═════ Record extracts ═════

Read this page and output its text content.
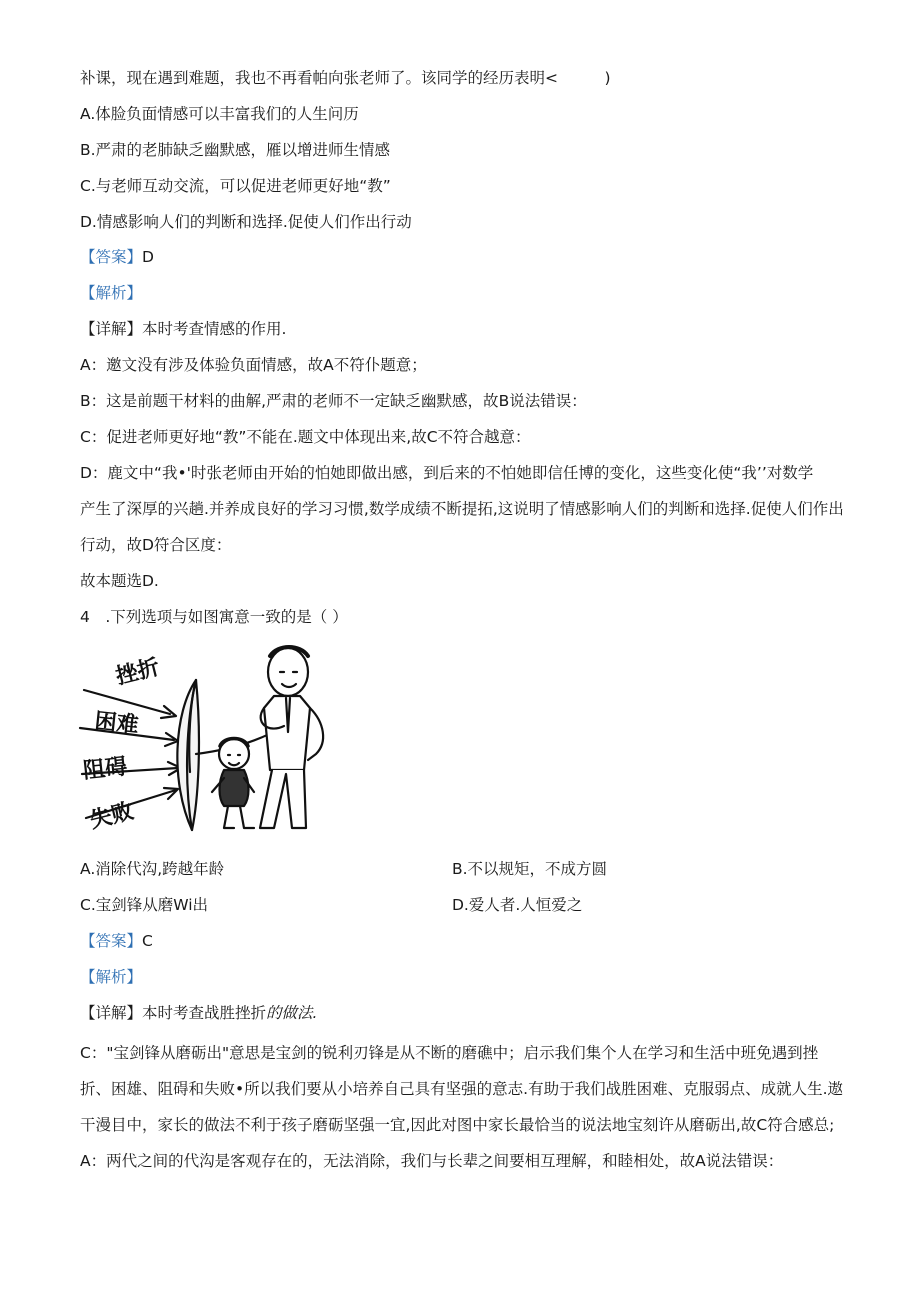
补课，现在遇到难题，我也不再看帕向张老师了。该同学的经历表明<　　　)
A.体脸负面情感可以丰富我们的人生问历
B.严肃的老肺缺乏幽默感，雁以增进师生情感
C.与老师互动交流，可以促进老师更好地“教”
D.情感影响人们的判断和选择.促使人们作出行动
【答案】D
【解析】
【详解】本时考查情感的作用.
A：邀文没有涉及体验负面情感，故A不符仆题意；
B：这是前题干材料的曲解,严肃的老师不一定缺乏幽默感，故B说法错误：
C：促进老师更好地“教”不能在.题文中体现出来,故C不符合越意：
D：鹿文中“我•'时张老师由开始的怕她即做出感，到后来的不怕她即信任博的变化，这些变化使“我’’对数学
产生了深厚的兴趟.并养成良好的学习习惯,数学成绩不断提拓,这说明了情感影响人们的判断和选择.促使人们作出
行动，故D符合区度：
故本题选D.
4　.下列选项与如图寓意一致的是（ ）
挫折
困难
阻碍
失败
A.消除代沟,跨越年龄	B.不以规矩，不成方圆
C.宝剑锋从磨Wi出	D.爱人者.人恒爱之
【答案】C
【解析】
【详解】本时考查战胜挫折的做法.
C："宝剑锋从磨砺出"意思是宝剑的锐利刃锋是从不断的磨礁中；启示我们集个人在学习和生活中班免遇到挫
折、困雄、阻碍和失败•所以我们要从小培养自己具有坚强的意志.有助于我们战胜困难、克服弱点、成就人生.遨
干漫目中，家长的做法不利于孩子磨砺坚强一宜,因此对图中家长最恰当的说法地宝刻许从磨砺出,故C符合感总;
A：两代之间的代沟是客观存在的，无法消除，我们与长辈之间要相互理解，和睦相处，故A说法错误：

═════
═════ Record extracts ═════

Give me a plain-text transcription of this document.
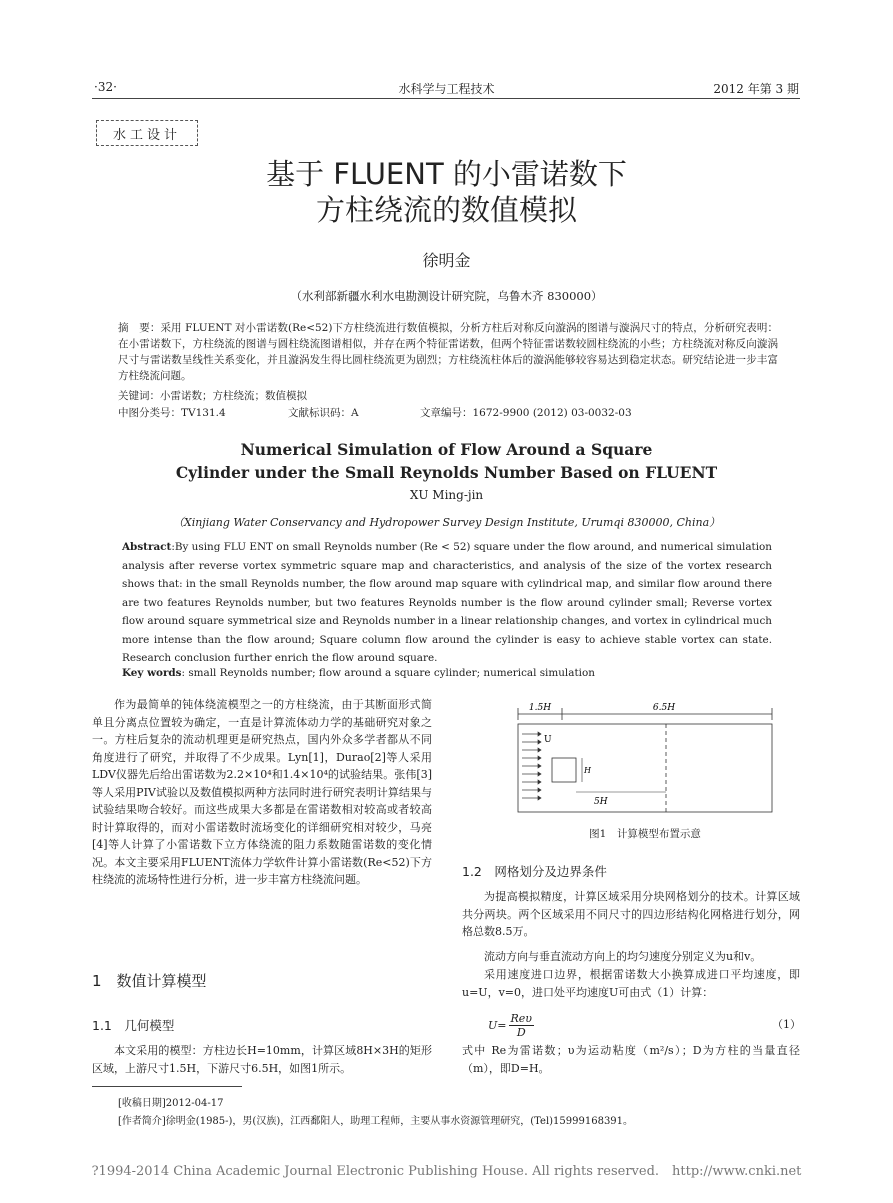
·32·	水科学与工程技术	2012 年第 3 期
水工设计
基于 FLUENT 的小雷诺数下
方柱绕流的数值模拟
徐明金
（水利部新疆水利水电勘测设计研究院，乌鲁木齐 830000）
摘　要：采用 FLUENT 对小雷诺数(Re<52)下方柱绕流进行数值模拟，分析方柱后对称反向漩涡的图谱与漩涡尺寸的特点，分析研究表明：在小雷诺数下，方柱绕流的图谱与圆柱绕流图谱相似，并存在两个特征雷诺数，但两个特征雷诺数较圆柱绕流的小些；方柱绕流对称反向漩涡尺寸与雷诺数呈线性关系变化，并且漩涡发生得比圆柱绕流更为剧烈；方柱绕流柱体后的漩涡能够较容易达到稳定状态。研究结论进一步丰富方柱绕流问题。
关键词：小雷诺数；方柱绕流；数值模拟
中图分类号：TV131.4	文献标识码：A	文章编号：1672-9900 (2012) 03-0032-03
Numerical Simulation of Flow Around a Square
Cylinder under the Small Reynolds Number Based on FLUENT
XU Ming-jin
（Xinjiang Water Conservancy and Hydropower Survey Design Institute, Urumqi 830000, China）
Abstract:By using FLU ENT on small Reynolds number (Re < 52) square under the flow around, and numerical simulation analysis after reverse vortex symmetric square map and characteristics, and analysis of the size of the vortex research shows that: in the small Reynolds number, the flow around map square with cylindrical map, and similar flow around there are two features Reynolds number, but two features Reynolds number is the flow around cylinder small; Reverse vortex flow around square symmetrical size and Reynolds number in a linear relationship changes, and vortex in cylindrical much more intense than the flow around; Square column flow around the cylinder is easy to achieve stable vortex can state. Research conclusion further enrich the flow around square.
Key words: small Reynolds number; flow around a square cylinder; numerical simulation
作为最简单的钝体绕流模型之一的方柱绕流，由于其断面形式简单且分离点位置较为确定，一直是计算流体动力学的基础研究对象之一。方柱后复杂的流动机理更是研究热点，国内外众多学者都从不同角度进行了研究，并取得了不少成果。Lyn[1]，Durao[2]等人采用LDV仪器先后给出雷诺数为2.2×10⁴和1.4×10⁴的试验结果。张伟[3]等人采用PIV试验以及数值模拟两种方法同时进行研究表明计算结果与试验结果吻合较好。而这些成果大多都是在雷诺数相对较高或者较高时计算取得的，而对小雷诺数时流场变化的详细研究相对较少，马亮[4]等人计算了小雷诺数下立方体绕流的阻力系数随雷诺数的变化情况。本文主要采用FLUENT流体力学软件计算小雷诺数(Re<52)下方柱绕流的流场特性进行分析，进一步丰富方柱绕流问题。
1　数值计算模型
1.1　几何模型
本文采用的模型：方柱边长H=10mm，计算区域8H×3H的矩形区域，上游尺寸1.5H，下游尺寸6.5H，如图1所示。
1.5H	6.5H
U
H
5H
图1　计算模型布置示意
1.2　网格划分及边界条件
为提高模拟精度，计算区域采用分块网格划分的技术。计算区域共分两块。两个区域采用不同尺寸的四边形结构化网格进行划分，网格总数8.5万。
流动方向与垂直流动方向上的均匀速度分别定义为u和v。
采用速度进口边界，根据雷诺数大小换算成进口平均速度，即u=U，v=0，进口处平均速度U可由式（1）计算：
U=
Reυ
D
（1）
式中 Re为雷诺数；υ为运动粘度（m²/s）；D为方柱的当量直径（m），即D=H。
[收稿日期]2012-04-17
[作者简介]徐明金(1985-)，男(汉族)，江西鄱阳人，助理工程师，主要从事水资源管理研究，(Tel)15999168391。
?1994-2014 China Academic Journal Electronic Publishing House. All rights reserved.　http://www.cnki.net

═════
═════ Record extracts ═════

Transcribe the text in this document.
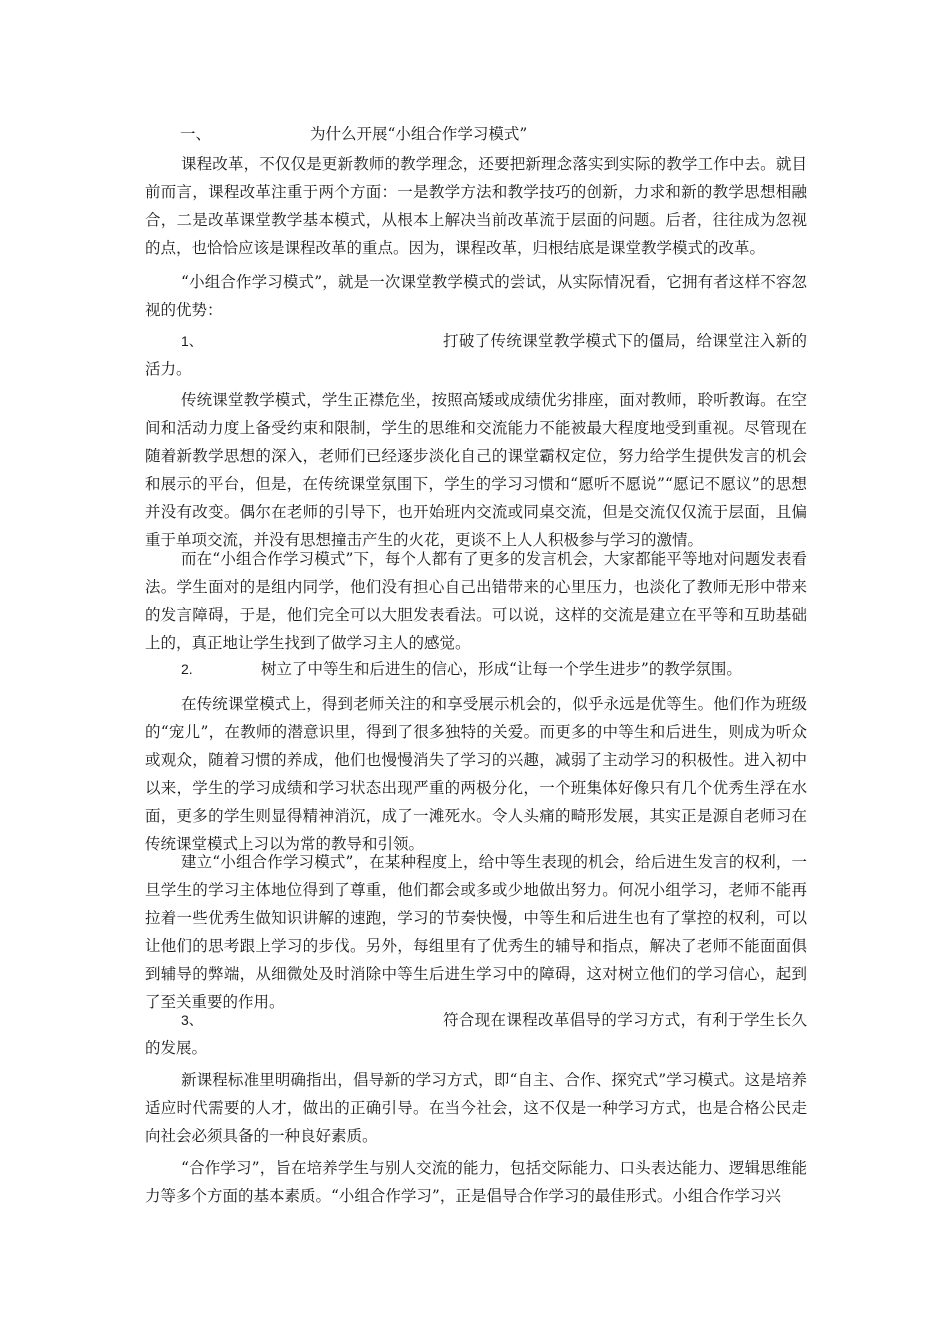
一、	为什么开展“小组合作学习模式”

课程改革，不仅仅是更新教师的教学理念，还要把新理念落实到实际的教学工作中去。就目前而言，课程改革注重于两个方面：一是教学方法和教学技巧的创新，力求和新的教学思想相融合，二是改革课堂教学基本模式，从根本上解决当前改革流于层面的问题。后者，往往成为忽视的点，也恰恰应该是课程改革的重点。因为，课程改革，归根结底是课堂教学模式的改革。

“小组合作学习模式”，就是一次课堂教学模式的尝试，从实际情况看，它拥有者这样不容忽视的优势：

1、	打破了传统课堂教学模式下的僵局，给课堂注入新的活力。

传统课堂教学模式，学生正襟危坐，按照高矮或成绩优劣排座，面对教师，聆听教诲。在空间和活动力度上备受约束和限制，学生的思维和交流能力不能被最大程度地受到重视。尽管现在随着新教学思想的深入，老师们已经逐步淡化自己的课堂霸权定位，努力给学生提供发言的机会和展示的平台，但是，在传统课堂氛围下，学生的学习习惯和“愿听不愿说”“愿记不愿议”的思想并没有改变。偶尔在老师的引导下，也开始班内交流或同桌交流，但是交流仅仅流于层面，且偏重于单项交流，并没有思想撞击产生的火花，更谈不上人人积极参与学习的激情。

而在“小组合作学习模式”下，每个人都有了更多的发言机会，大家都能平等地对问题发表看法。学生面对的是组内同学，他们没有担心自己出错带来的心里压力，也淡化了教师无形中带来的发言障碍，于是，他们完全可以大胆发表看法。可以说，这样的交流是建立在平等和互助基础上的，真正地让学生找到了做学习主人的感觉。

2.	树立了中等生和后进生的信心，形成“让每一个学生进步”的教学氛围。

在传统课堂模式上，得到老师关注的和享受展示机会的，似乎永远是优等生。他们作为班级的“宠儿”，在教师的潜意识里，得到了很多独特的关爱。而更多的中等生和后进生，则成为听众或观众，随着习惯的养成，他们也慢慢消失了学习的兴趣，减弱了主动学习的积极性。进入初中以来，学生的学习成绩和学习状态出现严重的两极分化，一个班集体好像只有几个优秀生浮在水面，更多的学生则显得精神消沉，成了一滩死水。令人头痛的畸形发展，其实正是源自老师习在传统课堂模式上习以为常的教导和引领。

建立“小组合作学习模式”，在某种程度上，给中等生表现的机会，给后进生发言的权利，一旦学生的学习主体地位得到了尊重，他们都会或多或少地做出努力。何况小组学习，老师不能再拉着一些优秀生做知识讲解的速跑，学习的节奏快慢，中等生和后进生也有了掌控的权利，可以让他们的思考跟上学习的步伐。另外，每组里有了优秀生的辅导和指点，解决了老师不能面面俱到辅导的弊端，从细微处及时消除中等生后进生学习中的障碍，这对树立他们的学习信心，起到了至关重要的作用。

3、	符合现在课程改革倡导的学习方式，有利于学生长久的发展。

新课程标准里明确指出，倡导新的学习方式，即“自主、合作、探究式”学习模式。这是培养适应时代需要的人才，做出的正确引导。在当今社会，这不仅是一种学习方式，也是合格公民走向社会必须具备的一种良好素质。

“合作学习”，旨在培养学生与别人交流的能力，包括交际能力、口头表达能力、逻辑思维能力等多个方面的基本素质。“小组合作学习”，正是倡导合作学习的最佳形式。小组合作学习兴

═════

Short exercise
Copy every line that contains the string "under".

Written solution
Cylinder under the Small Reynolds Number Based on FLUENT
Abstract:By using FLU ENT on small Reynolds number (Re < 52) square under the flow around, and numerical simulation analysis after reverse vortex symmetric square map and characteristics, and analysis of the size of the vortex research shows that: in the small Reynolds number, the flow around map square with cylindrical map, and similar flow around there are two features Reynolds number, but two features Reynolds number is the flow around cylinder small; Reverse vortex flow around square symmetrical size and Reynolds number in a linear relationship changes, and vortex in cylindrical much more intense than the flow around; Square column flow around the cylinder is easy to achieve stable vortex can state. Research conclusion further enrich the flow around square.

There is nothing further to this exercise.